[EXERCISE BRIEF] Throughout the material, count the lines with the word "letter" in them, and answer with only the figure.

[SUPPLIED RECORDS]
+---+

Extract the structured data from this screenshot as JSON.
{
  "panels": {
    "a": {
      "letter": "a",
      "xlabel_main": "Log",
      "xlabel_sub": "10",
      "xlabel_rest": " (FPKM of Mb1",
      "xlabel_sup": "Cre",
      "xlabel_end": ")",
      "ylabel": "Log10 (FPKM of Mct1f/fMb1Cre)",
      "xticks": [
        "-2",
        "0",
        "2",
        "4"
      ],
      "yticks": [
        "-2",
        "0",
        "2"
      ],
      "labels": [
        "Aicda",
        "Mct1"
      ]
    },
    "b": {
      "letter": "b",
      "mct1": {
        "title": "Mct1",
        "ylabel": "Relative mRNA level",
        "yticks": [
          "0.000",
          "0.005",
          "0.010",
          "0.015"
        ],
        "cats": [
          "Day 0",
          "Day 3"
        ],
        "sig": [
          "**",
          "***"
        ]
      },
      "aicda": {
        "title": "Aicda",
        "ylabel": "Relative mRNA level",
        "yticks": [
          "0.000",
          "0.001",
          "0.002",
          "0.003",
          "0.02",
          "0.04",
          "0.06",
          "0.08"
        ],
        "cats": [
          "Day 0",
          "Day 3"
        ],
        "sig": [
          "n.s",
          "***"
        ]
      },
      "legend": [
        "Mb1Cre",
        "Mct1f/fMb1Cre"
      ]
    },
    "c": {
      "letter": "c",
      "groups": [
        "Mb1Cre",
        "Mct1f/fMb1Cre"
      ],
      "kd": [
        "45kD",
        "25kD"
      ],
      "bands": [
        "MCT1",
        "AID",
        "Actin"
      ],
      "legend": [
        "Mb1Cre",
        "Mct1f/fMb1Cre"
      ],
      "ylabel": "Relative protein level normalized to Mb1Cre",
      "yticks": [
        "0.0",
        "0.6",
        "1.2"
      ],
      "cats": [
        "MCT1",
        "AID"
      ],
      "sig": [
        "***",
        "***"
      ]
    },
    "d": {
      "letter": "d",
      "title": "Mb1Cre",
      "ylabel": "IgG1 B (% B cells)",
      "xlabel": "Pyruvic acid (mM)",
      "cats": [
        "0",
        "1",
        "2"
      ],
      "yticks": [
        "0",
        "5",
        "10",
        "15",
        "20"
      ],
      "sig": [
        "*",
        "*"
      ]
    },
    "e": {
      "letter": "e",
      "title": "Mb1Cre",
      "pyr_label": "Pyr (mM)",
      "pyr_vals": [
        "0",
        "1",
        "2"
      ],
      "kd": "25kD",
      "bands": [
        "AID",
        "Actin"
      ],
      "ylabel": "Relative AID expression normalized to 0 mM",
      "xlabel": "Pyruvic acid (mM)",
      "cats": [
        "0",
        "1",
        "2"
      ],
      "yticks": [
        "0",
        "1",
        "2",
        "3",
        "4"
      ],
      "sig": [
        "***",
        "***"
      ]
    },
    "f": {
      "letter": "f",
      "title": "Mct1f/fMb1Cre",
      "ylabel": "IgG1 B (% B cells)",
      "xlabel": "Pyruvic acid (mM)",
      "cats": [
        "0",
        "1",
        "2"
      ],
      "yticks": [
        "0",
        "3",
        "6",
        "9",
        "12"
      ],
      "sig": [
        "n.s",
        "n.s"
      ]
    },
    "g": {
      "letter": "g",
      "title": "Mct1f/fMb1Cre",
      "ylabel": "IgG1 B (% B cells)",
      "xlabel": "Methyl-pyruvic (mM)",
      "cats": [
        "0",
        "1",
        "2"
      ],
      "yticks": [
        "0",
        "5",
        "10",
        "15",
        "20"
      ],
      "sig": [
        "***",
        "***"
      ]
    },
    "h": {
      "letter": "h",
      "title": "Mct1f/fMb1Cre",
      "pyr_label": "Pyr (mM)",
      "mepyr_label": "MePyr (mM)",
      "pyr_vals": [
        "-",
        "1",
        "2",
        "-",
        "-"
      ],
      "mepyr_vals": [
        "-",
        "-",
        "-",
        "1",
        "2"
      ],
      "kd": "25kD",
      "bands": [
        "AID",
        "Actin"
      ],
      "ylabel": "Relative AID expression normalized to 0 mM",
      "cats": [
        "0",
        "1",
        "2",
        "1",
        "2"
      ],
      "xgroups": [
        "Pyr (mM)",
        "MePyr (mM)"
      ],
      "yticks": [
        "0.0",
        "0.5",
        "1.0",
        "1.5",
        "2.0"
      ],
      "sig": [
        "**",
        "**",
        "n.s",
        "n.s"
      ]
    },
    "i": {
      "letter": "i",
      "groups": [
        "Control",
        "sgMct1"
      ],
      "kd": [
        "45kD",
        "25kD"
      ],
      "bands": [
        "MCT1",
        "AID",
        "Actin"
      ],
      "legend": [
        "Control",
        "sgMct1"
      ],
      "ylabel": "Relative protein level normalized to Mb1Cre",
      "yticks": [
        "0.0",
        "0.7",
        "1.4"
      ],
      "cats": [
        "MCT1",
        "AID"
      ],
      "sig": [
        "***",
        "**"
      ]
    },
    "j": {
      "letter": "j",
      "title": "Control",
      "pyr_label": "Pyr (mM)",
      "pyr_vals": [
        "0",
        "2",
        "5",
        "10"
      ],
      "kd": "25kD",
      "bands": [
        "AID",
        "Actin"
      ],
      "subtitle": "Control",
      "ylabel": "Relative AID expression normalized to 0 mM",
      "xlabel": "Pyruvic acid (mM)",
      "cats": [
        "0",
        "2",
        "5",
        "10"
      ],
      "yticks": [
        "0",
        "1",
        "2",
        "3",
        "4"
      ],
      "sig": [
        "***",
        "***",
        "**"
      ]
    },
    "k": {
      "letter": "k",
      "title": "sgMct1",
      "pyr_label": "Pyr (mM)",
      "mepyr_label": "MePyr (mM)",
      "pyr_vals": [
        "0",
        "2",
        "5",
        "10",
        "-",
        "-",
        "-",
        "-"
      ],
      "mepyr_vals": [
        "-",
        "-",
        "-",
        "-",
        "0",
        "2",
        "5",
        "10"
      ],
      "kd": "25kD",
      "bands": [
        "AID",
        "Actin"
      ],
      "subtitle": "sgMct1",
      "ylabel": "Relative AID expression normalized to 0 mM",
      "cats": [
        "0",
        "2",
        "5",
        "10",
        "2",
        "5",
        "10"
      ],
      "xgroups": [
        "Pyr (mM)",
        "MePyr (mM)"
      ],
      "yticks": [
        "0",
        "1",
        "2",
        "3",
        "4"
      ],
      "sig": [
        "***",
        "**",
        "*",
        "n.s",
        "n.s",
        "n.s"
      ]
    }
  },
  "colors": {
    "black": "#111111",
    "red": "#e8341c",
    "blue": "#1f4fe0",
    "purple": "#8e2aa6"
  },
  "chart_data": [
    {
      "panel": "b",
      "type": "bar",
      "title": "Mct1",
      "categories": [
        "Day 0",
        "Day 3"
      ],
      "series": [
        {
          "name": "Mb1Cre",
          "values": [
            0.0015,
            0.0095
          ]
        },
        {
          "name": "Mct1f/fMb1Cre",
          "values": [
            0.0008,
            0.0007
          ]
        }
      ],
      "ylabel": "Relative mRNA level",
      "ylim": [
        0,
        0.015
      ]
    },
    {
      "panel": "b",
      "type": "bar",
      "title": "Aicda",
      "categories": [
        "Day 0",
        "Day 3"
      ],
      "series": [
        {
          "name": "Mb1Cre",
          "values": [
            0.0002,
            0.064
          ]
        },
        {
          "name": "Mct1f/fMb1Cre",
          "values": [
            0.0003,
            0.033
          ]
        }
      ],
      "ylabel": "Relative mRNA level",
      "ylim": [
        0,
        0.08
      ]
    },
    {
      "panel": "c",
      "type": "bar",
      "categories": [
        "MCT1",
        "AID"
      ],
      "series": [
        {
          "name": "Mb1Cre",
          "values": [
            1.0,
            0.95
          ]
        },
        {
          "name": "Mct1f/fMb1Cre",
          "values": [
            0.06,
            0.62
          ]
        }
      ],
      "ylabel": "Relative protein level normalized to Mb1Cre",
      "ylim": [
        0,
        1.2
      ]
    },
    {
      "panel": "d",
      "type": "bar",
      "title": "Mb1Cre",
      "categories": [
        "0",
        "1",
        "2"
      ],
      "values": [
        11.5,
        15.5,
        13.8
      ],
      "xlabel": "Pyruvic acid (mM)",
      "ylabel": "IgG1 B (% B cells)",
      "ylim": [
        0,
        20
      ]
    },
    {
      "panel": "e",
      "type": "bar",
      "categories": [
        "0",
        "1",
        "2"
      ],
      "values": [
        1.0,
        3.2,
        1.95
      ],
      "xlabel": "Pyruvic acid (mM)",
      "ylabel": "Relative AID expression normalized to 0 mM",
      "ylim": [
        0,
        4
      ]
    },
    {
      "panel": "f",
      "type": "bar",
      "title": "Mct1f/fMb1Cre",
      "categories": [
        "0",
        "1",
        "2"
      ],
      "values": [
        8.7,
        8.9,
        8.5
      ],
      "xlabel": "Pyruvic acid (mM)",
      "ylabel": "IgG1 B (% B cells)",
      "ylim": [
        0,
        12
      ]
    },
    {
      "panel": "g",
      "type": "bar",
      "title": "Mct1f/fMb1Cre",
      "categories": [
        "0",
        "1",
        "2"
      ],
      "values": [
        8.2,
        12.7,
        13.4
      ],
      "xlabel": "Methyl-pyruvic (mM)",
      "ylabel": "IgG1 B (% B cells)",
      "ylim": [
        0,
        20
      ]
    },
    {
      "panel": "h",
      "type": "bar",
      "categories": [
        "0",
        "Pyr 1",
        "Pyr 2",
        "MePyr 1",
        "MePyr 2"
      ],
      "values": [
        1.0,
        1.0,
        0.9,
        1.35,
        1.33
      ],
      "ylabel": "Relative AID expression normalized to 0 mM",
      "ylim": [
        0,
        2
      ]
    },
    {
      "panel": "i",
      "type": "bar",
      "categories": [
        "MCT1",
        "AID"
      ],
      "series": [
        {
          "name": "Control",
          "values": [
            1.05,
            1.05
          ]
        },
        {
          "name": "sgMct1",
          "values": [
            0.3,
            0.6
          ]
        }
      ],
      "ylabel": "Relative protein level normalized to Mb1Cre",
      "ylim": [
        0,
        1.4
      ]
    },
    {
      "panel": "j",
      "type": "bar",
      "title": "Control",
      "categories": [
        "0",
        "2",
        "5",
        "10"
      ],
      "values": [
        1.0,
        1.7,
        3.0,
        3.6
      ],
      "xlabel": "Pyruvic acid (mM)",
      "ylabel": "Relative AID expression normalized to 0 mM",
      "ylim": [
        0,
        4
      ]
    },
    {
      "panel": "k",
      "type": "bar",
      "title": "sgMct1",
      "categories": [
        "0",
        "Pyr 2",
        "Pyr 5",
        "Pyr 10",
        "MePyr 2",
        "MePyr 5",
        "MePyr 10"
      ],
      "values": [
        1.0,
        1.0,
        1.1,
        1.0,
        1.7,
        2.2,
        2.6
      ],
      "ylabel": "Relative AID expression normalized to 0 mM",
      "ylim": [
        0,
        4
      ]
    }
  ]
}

+---+

[OUTPUT OF THE EXERCISE] 11